> **Exercise goal**: Which lines include the word "fill"? Copy each of them.

>> START Available records

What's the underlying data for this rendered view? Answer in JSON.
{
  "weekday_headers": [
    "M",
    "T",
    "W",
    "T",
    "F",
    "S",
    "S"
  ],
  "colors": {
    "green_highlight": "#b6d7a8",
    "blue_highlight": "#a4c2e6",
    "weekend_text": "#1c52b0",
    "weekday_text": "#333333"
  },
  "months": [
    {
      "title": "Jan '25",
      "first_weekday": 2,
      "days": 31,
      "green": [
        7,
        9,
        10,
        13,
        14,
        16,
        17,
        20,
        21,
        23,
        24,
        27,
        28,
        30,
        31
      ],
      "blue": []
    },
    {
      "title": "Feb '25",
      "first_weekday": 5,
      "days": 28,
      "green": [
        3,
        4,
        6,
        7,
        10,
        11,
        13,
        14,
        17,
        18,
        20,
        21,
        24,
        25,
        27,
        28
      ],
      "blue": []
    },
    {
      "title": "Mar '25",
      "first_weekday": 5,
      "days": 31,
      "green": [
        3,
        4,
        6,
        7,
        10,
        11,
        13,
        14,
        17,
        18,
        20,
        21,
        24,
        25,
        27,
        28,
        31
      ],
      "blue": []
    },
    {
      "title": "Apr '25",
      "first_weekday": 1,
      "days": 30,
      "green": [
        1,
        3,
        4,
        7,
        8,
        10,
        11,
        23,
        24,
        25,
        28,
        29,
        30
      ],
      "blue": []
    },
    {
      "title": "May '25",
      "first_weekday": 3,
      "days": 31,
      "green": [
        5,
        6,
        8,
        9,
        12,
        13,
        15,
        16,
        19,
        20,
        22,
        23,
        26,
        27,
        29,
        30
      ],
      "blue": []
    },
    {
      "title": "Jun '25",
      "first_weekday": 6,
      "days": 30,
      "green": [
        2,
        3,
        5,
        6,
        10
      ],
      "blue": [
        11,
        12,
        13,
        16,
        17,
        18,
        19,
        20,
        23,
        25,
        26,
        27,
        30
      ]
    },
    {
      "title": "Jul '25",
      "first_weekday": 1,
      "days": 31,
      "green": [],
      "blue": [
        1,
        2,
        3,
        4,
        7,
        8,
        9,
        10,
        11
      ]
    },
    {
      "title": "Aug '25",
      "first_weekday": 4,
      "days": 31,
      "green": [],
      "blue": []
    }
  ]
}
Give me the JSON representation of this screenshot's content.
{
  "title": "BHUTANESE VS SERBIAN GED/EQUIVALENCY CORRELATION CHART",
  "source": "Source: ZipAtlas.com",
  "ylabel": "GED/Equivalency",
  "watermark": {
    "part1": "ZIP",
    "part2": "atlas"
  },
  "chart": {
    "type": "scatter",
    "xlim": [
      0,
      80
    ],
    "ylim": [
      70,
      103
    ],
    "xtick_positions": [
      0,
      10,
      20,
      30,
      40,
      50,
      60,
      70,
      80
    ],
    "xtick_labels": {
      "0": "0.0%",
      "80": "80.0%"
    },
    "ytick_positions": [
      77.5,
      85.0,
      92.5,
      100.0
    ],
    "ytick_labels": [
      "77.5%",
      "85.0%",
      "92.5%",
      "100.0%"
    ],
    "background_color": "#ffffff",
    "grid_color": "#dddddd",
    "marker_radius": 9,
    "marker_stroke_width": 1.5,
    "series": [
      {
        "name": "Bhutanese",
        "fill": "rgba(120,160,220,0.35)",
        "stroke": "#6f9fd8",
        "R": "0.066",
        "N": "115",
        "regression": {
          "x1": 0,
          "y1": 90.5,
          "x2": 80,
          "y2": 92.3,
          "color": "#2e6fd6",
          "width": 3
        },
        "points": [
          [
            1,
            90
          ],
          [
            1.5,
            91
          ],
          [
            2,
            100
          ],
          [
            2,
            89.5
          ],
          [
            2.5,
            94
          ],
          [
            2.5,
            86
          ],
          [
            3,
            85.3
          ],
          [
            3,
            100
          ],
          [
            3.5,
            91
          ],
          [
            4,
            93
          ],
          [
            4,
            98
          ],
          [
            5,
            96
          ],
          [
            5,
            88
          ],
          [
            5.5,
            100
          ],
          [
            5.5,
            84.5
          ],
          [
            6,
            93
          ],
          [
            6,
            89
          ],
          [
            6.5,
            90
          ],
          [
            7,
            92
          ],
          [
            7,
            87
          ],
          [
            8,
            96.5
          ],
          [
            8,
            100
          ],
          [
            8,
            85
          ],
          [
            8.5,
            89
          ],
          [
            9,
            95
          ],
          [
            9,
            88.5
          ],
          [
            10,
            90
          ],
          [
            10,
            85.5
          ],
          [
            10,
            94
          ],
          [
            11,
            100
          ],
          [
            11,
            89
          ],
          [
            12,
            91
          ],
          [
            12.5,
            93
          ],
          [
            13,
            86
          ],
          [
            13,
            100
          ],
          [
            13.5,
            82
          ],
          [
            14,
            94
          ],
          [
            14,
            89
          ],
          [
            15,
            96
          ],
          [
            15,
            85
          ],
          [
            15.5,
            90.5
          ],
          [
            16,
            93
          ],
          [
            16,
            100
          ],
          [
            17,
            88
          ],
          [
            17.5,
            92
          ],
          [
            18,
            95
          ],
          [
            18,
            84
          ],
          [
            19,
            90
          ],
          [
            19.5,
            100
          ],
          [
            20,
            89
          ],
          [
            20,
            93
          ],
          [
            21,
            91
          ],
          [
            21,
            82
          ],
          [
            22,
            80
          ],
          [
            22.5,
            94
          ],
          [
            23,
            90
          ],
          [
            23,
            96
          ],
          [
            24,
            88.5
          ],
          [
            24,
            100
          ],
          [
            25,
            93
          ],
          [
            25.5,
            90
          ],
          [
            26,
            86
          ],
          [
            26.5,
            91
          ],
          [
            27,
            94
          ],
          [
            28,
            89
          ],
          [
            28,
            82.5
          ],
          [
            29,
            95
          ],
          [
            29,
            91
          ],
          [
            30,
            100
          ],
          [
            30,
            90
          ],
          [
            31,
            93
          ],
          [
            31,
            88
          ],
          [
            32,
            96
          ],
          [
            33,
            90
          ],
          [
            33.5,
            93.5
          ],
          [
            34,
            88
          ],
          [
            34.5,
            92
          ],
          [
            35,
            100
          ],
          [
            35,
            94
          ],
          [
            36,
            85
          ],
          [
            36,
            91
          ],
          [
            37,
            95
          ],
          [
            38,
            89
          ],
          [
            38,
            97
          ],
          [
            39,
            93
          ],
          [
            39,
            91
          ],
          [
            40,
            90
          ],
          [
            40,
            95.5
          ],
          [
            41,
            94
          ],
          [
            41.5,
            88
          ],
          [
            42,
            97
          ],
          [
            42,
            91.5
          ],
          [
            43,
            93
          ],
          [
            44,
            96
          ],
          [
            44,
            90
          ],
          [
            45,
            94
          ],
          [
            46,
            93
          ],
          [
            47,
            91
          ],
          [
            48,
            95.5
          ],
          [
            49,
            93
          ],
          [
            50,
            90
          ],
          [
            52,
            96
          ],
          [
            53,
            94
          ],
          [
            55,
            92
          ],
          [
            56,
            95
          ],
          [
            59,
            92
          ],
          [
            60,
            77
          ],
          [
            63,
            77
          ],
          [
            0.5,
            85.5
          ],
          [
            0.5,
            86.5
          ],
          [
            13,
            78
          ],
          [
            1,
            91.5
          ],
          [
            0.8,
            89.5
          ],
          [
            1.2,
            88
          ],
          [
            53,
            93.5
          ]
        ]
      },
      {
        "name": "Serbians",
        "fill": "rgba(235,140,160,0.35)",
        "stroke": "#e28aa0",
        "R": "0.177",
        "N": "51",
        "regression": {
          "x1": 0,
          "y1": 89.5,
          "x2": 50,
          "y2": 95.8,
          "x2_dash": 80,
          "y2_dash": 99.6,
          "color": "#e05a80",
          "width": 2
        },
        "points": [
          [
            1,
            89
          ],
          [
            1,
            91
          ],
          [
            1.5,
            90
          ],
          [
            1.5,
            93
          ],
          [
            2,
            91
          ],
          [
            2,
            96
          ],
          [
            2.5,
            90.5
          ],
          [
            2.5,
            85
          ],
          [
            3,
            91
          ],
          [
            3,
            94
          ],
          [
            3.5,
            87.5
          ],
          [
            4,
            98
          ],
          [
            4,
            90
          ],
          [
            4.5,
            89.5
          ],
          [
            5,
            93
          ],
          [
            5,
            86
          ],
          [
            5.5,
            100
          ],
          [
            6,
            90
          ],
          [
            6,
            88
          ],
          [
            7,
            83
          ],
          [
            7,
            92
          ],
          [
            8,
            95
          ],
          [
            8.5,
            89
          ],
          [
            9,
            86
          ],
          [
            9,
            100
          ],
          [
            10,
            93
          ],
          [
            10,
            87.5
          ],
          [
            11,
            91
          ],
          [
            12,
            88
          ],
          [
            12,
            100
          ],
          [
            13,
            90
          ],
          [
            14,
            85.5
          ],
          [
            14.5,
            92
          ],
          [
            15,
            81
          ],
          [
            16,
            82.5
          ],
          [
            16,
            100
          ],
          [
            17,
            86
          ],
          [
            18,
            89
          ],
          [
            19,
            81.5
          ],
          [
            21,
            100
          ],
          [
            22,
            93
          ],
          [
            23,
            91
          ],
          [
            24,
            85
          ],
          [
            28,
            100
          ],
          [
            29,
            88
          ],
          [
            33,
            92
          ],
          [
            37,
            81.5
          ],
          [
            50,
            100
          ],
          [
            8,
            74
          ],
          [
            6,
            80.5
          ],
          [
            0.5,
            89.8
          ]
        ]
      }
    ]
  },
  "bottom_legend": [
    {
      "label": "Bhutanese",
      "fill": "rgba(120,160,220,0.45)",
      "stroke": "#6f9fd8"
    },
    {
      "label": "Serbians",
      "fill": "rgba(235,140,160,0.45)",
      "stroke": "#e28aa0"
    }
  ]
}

>> END Available records
>> START Available records

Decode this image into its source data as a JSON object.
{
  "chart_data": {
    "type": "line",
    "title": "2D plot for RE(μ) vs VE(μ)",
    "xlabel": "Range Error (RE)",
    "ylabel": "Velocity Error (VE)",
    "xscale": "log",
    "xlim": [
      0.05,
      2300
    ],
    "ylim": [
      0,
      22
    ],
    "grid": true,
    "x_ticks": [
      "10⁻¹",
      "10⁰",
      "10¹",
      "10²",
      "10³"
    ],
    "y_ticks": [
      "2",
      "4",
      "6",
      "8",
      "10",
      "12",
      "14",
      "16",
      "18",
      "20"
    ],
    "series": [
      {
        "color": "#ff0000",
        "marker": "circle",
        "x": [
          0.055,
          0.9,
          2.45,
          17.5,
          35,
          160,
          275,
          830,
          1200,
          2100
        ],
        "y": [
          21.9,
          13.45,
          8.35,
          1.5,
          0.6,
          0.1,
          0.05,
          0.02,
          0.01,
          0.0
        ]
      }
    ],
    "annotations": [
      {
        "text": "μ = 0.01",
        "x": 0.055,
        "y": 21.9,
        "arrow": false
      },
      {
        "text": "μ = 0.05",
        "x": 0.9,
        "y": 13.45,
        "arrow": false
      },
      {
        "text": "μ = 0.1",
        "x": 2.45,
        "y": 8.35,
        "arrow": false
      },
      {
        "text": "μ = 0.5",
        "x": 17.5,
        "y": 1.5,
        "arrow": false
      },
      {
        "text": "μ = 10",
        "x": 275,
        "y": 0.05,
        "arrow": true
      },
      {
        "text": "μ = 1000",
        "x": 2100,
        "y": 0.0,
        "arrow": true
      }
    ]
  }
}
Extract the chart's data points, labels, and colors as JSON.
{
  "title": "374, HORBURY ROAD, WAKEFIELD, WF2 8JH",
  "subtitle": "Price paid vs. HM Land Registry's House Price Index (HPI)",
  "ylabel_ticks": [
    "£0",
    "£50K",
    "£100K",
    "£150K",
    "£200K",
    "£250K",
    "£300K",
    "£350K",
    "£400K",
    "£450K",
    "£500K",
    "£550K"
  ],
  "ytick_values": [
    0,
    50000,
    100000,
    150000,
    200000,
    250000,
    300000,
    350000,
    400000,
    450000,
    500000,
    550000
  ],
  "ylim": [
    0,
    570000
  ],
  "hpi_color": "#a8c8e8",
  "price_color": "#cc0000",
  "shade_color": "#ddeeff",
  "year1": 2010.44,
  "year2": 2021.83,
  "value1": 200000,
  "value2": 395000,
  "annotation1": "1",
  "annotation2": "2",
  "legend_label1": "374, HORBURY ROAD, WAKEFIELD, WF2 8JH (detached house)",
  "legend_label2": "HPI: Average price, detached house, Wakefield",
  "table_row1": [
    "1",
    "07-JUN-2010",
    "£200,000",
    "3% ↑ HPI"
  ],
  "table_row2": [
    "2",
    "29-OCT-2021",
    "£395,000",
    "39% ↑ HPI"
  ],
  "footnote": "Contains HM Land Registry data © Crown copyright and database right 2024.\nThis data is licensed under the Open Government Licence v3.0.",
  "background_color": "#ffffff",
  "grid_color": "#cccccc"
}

>> END Available records

> **The answer**:
        "fill": "rgba(120,160,220,0.35)",
        "fill": "rgba(235,140,160,0.35)",
      "fill": "rgba(120,160,220,0.45)",
      "fill": "rgba(235,140,160,0.45)",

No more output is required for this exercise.